> Texte à étudier

=======

Aldoria investit de nouveaux locaux à Toulouse et prépare une levée de fonds
La société toulousaine Aldoria, qui collecte et exploite des données permettant de protéger les actifs dans l’espace, prend possession de ses nouveaux locaux de 300 m2, situés non loin du site Cnes de Toulouse. « Nous sommes désormais dix salariés dans la Ville rose, pour un effectif total de 49 personnes, explique à La Lettre M Mylene Bosio, vice-présidente marketing et ventes. Il nous fallait donc disposer de locaux plus vastes, à proximité des acteurs stratégiques du spatial toulousain. » La start-up fondée en 2017, qui a levé 10 M€ en janvier 2024, prépare un nouveau tour de table en série B pour « la fin de l’année ». Aldoria a enregistré 2 M€ de chiffre d’affaires en 2024 et vise 4 M€ de CA cette année.
Devenir leader européen
Aldoria offre des services de surveillance de l’espace en fournissant des données automatisées qui doivent permettre d’éviter les collisions, mais aussi de garantir la sécurité des satellites et des opérations souveraines. « Avec la multiplication des déchets spatiaux, l’espace est un environnement encombré, constate Mylène Bosio. Nos stations d’observation sont en mesure de détecter des objets allant de 5 à 30 centimètres, en fonction des orbites. Les enjeux sont à la fois environnementaux et opérationnels. Il y a aujourd’hui une réelle prise de conscience des institutions, qu’elles soient civiles ou militaires, qui ont compris qu’il fallait protéger leurs actifs spatiaux et donc caractériser les menaces. » L’ambition de l’entreprise haut-garonnaise ? « Devenir leader de la surveillance de l’espace en Europe. »

=======

> Documents d'étude
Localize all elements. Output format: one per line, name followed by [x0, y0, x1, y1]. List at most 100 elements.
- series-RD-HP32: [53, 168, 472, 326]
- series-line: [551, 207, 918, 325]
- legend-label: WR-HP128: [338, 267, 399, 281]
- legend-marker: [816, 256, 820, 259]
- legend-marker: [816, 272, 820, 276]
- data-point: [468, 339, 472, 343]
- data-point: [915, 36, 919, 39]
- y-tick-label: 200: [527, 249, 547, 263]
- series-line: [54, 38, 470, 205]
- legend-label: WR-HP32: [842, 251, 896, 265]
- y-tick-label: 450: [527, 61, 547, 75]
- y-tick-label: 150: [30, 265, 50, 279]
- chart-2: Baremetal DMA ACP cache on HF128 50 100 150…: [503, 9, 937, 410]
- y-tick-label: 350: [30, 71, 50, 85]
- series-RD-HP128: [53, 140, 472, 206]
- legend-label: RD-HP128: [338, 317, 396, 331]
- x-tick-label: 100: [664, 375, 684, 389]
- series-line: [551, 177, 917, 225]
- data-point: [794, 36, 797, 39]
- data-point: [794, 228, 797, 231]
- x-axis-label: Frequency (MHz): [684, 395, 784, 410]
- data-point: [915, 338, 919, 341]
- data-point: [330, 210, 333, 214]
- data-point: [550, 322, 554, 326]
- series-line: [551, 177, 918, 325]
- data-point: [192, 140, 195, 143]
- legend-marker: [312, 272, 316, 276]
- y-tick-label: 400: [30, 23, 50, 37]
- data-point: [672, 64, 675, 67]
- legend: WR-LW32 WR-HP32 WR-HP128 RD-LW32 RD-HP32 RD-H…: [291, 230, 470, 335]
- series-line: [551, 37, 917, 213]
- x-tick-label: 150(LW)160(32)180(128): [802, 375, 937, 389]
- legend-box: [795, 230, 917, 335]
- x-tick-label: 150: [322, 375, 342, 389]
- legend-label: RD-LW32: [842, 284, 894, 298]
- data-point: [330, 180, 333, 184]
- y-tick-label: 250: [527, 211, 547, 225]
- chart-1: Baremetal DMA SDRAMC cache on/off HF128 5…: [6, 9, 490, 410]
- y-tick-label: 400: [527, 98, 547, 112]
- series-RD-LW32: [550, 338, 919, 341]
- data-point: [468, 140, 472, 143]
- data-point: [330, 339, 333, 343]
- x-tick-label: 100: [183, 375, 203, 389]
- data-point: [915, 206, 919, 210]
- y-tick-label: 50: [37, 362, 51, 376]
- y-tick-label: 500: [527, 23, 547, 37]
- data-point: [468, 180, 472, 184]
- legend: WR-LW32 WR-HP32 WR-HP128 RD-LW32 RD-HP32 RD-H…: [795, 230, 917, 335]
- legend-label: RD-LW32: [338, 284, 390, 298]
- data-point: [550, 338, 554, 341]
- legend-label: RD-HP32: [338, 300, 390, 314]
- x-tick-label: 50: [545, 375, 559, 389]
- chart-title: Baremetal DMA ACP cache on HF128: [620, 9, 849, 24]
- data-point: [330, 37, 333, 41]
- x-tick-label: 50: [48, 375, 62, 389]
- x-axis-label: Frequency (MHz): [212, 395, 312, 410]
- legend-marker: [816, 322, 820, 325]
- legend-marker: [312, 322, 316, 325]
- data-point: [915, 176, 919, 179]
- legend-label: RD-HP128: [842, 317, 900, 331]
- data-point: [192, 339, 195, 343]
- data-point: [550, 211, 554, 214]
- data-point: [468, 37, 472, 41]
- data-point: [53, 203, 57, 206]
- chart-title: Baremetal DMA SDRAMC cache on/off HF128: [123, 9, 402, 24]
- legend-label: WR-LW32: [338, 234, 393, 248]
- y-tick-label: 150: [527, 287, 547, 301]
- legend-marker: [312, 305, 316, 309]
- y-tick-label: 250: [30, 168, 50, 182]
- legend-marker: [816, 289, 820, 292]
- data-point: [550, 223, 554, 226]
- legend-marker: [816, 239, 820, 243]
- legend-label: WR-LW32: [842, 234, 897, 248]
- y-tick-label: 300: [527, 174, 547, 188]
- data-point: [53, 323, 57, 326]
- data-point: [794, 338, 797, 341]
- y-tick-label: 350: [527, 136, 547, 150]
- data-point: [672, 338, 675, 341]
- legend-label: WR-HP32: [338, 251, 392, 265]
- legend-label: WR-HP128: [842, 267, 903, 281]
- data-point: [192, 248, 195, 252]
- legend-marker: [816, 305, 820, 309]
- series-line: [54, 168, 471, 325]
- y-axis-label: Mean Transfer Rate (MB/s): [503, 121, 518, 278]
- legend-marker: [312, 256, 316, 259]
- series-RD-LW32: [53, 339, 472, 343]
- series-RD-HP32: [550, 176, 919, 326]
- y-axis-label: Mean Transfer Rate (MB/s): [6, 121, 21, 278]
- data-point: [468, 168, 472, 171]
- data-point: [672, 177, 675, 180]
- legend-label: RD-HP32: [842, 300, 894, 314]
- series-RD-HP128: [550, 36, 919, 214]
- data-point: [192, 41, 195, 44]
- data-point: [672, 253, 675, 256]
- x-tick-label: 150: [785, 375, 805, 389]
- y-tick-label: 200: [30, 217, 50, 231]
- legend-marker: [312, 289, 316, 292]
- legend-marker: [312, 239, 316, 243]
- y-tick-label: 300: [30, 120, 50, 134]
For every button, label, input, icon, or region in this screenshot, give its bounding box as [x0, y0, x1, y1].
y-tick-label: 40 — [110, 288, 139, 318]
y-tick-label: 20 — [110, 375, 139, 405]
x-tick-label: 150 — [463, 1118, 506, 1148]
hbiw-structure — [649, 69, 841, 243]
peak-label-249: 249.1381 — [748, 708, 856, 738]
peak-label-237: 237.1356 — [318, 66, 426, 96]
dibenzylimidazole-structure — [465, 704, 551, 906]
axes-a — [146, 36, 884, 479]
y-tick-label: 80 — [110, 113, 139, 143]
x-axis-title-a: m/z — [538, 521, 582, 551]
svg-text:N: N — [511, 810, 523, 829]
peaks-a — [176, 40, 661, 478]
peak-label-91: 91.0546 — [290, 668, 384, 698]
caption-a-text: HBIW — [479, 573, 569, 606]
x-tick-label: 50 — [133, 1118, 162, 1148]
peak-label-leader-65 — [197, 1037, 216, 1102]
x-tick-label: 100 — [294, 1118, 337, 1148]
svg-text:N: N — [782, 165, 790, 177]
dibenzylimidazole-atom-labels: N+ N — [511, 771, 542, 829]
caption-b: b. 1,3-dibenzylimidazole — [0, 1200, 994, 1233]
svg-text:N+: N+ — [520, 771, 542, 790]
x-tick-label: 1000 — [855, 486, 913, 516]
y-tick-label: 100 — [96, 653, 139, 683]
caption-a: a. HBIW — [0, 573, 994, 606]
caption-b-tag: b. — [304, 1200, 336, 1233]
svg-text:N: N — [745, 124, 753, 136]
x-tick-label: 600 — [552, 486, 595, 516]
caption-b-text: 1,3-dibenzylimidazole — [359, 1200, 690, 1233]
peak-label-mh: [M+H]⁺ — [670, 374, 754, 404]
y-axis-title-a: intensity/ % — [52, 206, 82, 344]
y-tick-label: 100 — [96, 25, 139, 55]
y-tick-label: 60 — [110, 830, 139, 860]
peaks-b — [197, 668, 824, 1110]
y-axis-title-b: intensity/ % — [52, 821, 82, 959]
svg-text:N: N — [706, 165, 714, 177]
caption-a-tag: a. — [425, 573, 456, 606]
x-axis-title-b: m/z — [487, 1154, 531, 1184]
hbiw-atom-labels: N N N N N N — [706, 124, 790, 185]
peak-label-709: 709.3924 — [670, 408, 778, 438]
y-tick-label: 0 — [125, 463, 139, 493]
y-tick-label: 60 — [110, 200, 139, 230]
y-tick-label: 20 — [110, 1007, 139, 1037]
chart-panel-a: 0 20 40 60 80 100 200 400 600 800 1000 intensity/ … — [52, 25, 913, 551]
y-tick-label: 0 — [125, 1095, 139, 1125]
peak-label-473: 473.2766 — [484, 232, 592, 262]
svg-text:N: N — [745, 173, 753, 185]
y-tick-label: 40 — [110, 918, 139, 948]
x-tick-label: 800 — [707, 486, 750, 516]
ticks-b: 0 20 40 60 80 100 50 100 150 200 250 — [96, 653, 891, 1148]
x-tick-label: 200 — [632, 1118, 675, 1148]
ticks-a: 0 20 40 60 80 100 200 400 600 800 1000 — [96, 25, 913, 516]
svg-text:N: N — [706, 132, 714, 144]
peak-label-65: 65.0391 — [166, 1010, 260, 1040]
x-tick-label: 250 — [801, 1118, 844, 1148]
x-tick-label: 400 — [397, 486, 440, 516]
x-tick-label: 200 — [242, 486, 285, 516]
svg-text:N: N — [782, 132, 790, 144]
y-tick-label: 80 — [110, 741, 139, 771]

=======

> Travail à faire
• 1. Résumez en deux phrases l'article sur Aldoria.
• 2. Poursuivez l'article sur Aldoria après sa dernière phrase.

> Exercices corrigés
• 1. Aldoria, start-up toulousaine fondée en 2017 qui fournit des données de surveillance de l'espace pour protéger les actifs spatiaux, s'installe dans de nouveaux locaux de 300 m2 près du site du Cnes et prépare une levée de fonds en série B pour la fin de l'année. L'entreprise a réalisé 2 M€ de chiffre d'affaires en 2024, en vise 4 M€ cette année et veut devenir le leader de la surveillance de l'espace en Europe.

• 2.
Recrutement et déploiement de stations
L’année 2024 a été celle du recrutement pour la jeune pousse. « Nous avons plus que doublé notre effectif, explique Mylène Bosio. Nous sommes désormais 35 à Paris, dix à Toulouse – notre siège social –, trois à Austin (États-Unis), et nous sommes également représentés à Bruxelles. » L’an dernier, Aldoria a poursuivi le déploiement de ses stations d’observation. Elle en compte désormais six – trois stations multi-téléscopes et trois stations mono-téléscopes– en Australie, au Chili, au Canada, en Espagne et en France. Quatre autres stations devraient être déployées cette année. Côté développement commercial, la société a remporté l'an dernier un contrat de « plusieurs millions d’euros » avec la Commission européenne dans le cadre du programme EU SST (Space Surveillance and Tracking) et a signé un marché stratégique avec U-Space portant sur le soutien à deux missions de nanosatellites. « Cette année, nous devrions encore doubler notre chiffre d’affaires, que nous ambitionnons de porter à 4 M€, indique la dirigeante. Nous prévoyons par ailleurs de recruter une dizaine de personnes. » Si Aldoria vise dans un premier temps le marché européen, elle songe déjà à se déployer aux États-Unis – où elle est déjà présente –, au Moyen-Orient et en Asie.
L’an dernier, le tour de table financier de la start-up avait rassemblé Starquest Capital, le fonds du Conseil européen de l'innovation, Bpifrance, Expansion Ventures, SpaceFounders France et Wind Capital.